Pictures are not part of the copy; repeat everything else in the records exactly.

::::::::

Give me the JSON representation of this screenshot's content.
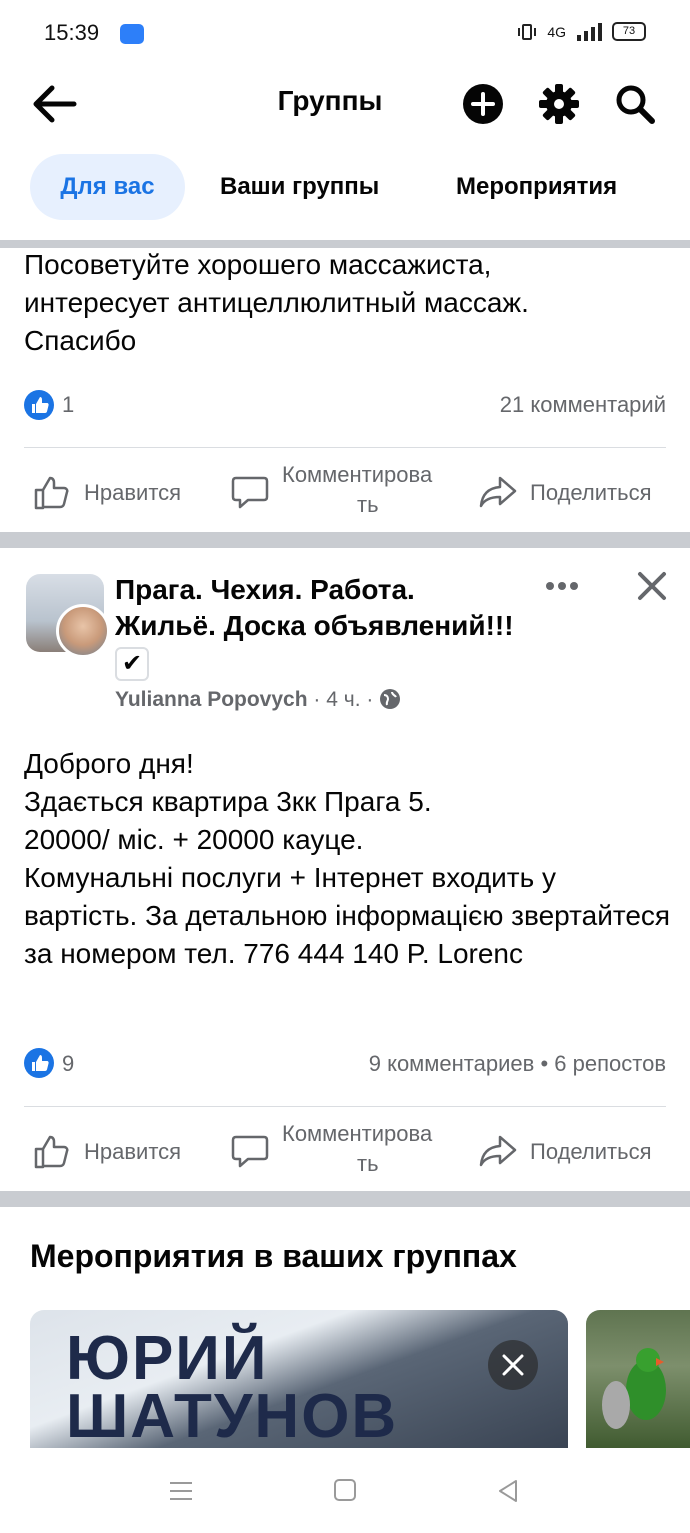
{
  "status": {
    "time": "15:39",
    "network": "4G",
    "battery": "73"
  },
  "header": {
    "title": "Группы"
  },
  "tabs": [
    {
      "label": "Для вас",
      "active": true
    },
    {
      "label": "Ваши группы",
      "active": false
    },
    {
      "label": "Мероприятия",
      "active": false
    }
  ],
  "post1": {
    "text": "Посоветуйте хорошего массажиста,\nинтересует антицеллюлитный массаж.\nСпасибо",
    "likes": "1",
    "comments": "21 комментарий"
  },
  "actions": {
    "like": "Нравится",
    "comment_line1": "Комментирова",
    "comment_line2": "ть",
    "share": "Поделиться"
  },
  "post2": {
    "group_name": "Прага. Чехия. Работа. Жильё. Доска объявлений!!!",
    "author": "Yulianna Popovych",
    "time": "4 ч.",
    "text": "Доброго дня!\nЗдається квартира 3кк Прага 5.\n20000/ міс. + 20000 кауце.\nКомунальні послуги + Інтернет входить у вартість. За детальною інформацією звертайтеся за номером тел. 776 444 140 P. Lorenc",
    "likes": "9",
    "comments": "9 комментариев",
    "shares": "6 репостов"
  },
  "events": {
    "title": "Мероприятия в ваших группах",
    "card_text_line1": "ЮРИЙ",
    "card_text_line2": "ШАТУНОВ"
  },
  "colors": {
    "accent": "#1b74e4",
    "tab_active_bg": "#e7f0fe",
    "muted": "#65676b",
    "divider": "#c9ccd1"
  }
}
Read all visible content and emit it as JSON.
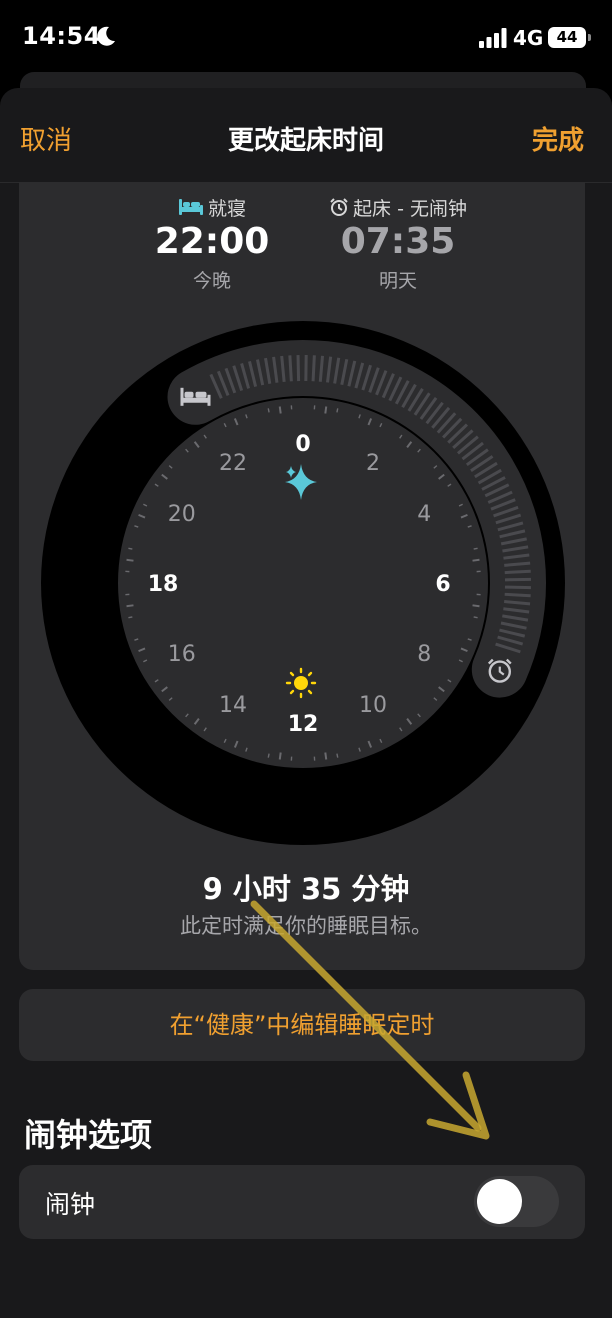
{
  "status_bar": {
    "time": "14:54",
    "network": "4G",
    "battery": "44",
    "icons": [
      "moon-icon",
      "signal-icon"
    ]
  },
  "nav": {
    "cancel": "取消",
    "title": "更改起床时间",
    "done": "完成"
  },
  "bedtime": {
    "label": "就寝",
    "time": "22:00",
    "day": "今晚",
    "icon": "bed-icon",
    "accent": "#5ac8d8"
  },
  "wake": {
    "label": "起床 - 无闹钟",
    "time": "07:35",
    "day": "明天",
    "icon": "alarm-clock-icon"
  },
  "clock": {
    "hour_labels": [
      "0",
      "2",
      "4",
      "6",
      "8",
      "10",
      "12",
      "14",
      "16",
      "18",
      "20",
      "22"
    ],
    "bedtime_hour": 22,
    "wake_hour": 7.583,
    "icons": [
      "sparkle-icon",
      "sun-icon"
    ],
    "sparkle_color": "#5ac8d8",
    "sun_color": "#ffd60a"
  },
  "summary": {
    "duration": "9 小时 35 分钟",
    "goal": "此定时满足你的睡眠目标。"
  },
  "edit_link": "在“健康”中编辑睡眠定时",
  "alarm_section": {
    "title": "闹钟选项",
    "alarm_label": "闹钟",
    "alarm_on": false
  },
  "colors": {
    "accent": "#f0a030",
    "arrow": "#c8a830"
  }
}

::::::::

[Final answer]
Give me the JSON representation of this screenshot's content.
{
  "status": {
    "time": "15:39",
    "network": "4G",
    "battery": "73"
  },
  "header": {
    "title": "Группы"
  },
  "tabs": [
    {
      "label": "Для вас",
      "active": true
    },
    {
      "label": "Ваши группы",
      "active": false
    },
    {
      "label": "Мероприятия",
      "active": false
    }
  ],
  "post1": {
    "text": "Посоветуйте хорошего массажиста,\nинтересует антицеллюлитный массаж.\nСпасибо",
    "likes": "1",
    "comments": "21 комментарий"
  },
  "actions": {
    "like": "Нравится",
    "comment_line1": "Комментирова",
    "comment_line2": "ть",
    "share": "Поделиться"
  },
  "post2": {
    "group_name": "Прага. Чехия. Работа. Жильё. Доска объявлений!!!",
    "author": "Yulianna Popovych",
    "time": "4 ч.",
    "text": "Доброго дня!\nЗдається квартира 3кк Прага 5.\n20000/ міс. + 20000 кауце.\nКомунальні послуги + Інтернет входить у вартість. За детальною інформацією звертайтеся за номером тел. 776 444 140 P. Lorenc",
    "likes": "9",
    "comments": "9 комментариев",
    "shares": "6 репостов"
  },
  "events": {
    "title": "Мероприятия в ваших группах",
    "card_text_line1": "ЮРИЙ",
    "card_text_line2": "ШАТУНОВ"
  },
  "colors": {
    "accent": "#1b74e4",
    "tab_active_bg": "#e7f0fe",
    "muted": "#65676b",
    "divider": "#c9ccd1"
  }
}
Read all visible content and emit it as JSON.
{
  "status_bar": {
    "time": "14:54",
    "network": "4G",
    "battery": "44",
    "icons": [
      "moon-icon",
      "signal-icon"
    ]
  },
  "nav": {
    "cancel": "取消",
    "title": "更改起床时间",
    "done": "完成"
  },
  "bedtime": {
    "label": "就寝",
    "time": "22:00",
    "day": "今晚",
    "icon": "bed-icon",
    "accent": "#5ac8d8"
  },
  "wake": {
    "label": "起床 - 无闹钟",
    "time": "07:35",
    "day": "明天",
    "icon": "alarm-clock-icon"
  },
  "clock": {
    "hour_labels": [
      "0",
      "2",
      "4",
      "6",
      "8",
      "10",
      "12",
      "14",
      "16",
      "18",
      "20",
      "22"
    ],
    "bedtime_hour": 22,
    "wake_hour": 7.583,
    "icons": [
      "sparkle-icon",
      "sun-icon"
    ],
    "sparkle_color": "#5ac8d8",
    "sun_color": "#ffd60a"
  },
  "summary": {
    "duration": "9 小时 35 分钟",
    "goal": "此定时满足你的睡眠目标。"
  },
  "edit_link": "在“健康”中编辑睡眠定时",
  "alarm_section": {
    "title": "闹钟选项",
    "alarm_label": "闹钟",
    "alarm_on": false
  },
  "colors": {
    "accent": "#f0a030",
    "arrow": "#c8a830"
  }
}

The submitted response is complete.